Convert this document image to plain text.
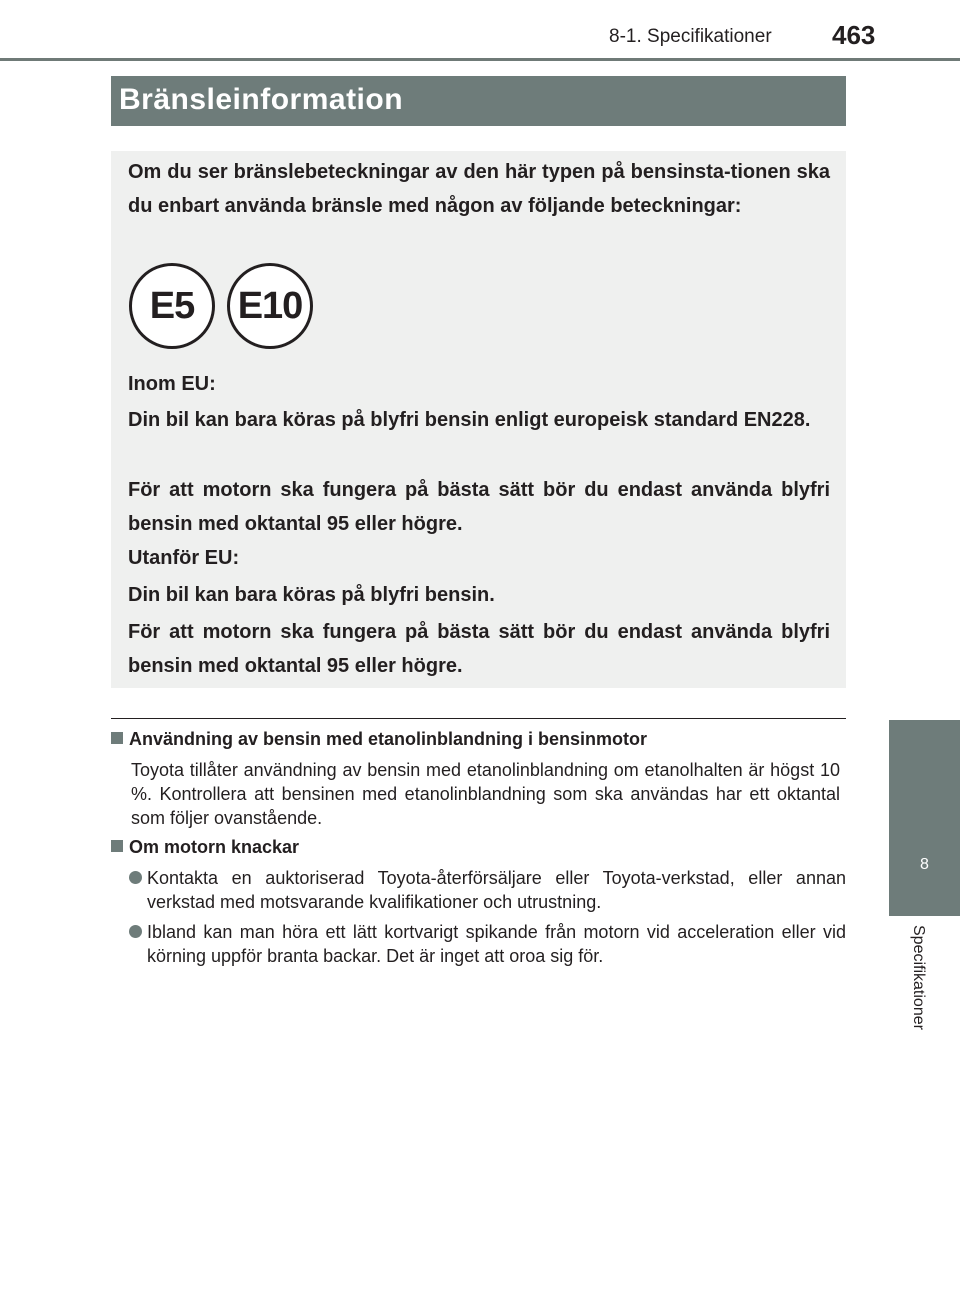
8-1. Specifikationer 463
Bränsleinformation
Om du ser bränslebeteckningar av den här typen på bensinsta-tionen ska du enbart använda bränsle med någon av följande beteckningar:
E5	E10
Inom EU:
Din bil kan bara köras på blyfri bensin enligt europeisk standard EN228.
För att motorn ska fungera på bästa sätt bör du endast använda blyfri bensin med oktantal 95 eller högre.
Utanför EU:
Din bil kan bara köras på blyfri bensin.
För att motorn ska fungera på bästa sätt bör du endast använda blyfri bensin med oktantal 95 eller högre.
Användning av bensin med etanolinblandning i bensinmotor
Toyota tillåter användning av bensin med etanolinblandning om etanolhalten är högst 10 %. Kontrollera att bensinen med etanolinblandning som ska användas har ett oktantal som följer ovanstående.
Om motorn knackar
Kontakta en auktoriserad Toyota-återförsäljare eller Toyota-verkstad, eller annan verkstad med motsvarande kvalifikationer och utrustning.
Ibland kan man höra ett lätt kortvarigt spikande från motorn vid acceleration eller vid körning uppför branta backar. Det är inget att oroa sig för.
8
Specifikationer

• **WHAT YOU NEED TO DO**
Leave the pictures out and print the records above exactly as they stand.

• **CORRECT RESPONSE**
Convert this document image to plain text.
8-1. Specifikationer 463
Bränsleinformation
Om du ser bränslebeteckningar av den här typen på bensinsta-tionen ska du enbart använda bränsle med någon av följande beteckningar:
E5	E10
Inom EU:
Din bil kan bara köras på blyfri bensin enligt europeisk standard EN228.
För att motorn ska fungera på bästa sätt bör du endast använda blyfri bensin med oktantal 95 eller högre.
Utanför EU:
Din bil kan bara köras på blyfri bensin.
För att motorn ska fungera på bästa sätt bör du endast använda blyfri bensin med oktantal 95 eller högre.
Användning av bensin med etanolinblandning i bensinmotor
Toyota tillåter användning av bensin med etanolinblandning om etanolhalten är högst 10 %. Kontrollera att bensinen med etanolinblandning som ska användas har ett oktantal som följer ovanstående.
Om motorn knackar
Kontakta en auktoriserad Toyota-återförsäljare eller Toyota-verkstad, eller annan verkstad med motsvarande kvalifikationer och utrustning.
Ibland kan man höra ett lätt kortvarigt spikande från motorn vid acceleration eller vid körning uppför branta backar. Det är inget att oroa sig för.
8
Specifikationer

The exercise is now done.